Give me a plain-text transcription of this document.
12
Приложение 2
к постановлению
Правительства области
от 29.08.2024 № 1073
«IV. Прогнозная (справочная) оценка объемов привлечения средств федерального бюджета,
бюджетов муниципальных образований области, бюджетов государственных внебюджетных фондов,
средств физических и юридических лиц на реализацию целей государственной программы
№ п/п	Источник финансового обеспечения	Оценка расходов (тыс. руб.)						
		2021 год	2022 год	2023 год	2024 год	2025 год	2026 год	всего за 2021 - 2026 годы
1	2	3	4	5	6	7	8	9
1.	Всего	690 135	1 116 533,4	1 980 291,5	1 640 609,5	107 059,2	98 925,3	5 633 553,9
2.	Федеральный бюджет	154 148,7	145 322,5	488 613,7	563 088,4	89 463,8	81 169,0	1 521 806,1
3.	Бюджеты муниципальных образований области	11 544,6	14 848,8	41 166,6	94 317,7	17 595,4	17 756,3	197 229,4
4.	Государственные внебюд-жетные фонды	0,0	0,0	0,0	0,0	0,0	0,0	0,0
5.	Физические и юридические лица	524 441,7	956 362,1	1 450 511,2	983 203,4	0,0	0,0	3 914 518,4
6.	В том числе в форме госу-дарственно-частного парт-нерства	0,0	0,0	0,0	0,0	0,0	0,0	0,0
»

──────────────────────────────

*Given request*
Generate an exact reproduction of all entries.

*Expected answer*
Give me a plain-text transcription of this document.
12
Приложение 2
к постановлению
Правительства области
от 29.08.2024 № 1073
«IV. Прогнозная (справочная) оценка объемов привлечения средств федерального бюджета,
бюджетов муниципальных образований области, бюджетов государственных внебюджетных фондов,
средств физических и юридических лиц на реализацию целей государственной программы
№ п/п	Источник финансового обеспечения	Оценка расходов (тыс. руб.)						
		2021 год	2022 год	2023 год	2024 год	2025 год	2026 год	всего за 2021 - 2026 годы
1	2	3	4	5	6	7	8	9
1.	Всего	690 135	1 116 533,4	1 980 291,5	1 640 609,5	107 059,2	98 925,3	5 633 553,9
2.	Федеральный бюджет	154 148,7	145 322,5	488 613,7	563 088,4	89 463,8	81 169,0	1 521 806,1
3.	Бюджеты муниципальных образований области	11 544,6	14 848,8	41 166,6	94 317,7	17 595,4	17 756,3	197 229,4
4.	Государственные внебюд-жетные фонды	0,0	0,0	0,0	0,0	0,0	0,0	0,0
5.	Физические и юридические лица	524 441,7	956 362,1	1 450 511,2	983 203,4	0,0	0,0	3 914 518,4
6.	В том числе в форме госу-дарственно-частного парт-нерства	0,0	0,0	0,0	0,0	0,0	0,0	0,0
»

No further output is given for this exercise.